— BEGIN —
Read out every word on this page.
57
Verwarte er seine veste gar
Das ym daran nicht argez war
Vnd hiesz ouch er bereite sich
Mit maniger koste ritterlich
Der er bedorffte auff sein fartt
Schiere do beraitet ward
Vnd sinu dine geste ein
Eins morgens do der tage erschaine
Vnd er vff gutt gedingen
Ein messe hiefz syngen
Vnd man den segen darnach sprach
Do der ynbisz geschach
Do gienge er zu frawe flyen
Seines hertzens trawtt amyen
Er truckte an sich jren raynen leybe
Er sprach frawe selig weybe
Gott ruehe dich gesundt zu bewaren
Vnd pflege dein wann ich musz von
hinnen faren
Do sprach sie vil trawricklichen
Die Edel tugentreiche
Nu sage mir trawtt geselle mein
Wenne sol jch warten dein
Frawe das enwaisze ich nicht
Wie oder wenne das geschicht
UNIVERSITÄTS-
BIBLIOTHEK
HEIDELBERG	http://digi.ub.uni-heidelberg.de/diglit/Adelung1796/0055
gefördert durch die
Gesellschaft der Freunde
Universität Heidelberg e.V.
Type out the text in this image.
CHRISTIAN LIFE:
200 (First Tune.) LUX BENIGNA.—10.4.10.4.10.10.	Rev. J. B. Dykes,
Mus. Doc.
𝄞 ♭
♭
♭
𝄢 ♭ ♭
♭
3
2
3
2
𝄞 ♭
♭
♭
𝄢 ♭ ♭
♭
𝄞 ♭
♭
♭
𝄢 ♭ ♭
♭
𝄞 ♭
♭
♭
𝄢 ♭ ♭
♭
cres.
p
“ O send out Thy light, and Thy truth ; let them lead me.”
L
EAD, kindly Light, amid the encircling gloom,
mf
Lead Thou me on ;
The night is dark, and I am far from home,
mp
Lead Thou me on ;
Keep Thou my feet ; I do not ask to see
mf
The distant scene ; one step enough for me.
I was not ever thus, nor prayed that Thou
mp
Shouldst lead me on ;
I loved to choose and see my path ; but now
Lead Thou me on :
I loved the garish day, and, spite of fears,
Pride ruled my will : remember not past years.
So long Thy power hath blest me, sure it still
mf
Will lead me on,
— END —
**Written problem**
Write the data out again in full and exactly.

**Output for this exercise**
Read out every word on this page.
57
Verwarte er seine veste gar
Das ym daran nicht argez war
Vnd hiesz ouch er bereite sich
Mit maniger koste ritterlich
Der er bedorffte auff sein fartt
Schiere do beraitet ward
Vnd sinu dine geste ein
Eins morgens do der tage erschaine
Vnd er vff gutt gedingen
Ein messe hiefz syngen
Vnd man den segen darnach sprach
Do der ynbisz geschach
Do gienge er zu frawe flyen
Seines hertzens trawtt amyen
Er truckte an sich jren raynen leybe
Er sprach frawe selig weybe
Gott ruehe dich gesundt zu bewaren
Vnd pflege dein wann ich musz von
hinnen faren
Do sprach sie vil trawricklichen
Die Edel tugentreiche
Nu sage mir trawtt geselle mein
Wenne sol jch warten dein
Frawe das enwaisze ich nicht
Wie oder wenne das geschicht
UNIVERSITÄTS-
BIBLIOTHEK
HEIDELBERG	http://digi.ub.uni-heidelberg.de/diglit/Adelung1796/0055
gefördert durch die
Gesellschaft der Freunde
Universität Heidelberg e.V.
Type out the text in this image.
CHRISTIAN LIFE:
200 (First Tune.) LUX BENIGNA.—10.4.10.4.10.10.	Rev. J. B. Dykes,
Mus. Doc.
𝄞 ♭
♭
♭
𝄢 ♭ ♭
♭
3
2
3
2
𝄞 ♭
♭
♭
𝄢 ♭ ♭
♭
𝄞 ♭
♭
♭
𝄢 ♭ ♭
♭
𝄞 ♭
♭
♭
𝄢 ♭ ♭
♭
cres.
p
“ O send out Thy light, and Thy truth ; let them lead me.”
L
EAD, kindly Light, amid the encircling gloom,
mf
Lead Thou me on ;
The night is dark, and I am far from home,
mp
Lead Thou me on ;
Keep Thou my feet ; I do not ask to see
mf
The distant scene ; one step enough for me.
I was not ever thus, nor prayed that Thou
mp
Shouldst lead me on ;
I loved to choose and see my path ; but now
Lead Thou me on :
I loved the garish day, and, spite of fears,
Pride ruled my will : remember not past years.
So long Thy power hath blest me, sure it still
mf
Will lead me on,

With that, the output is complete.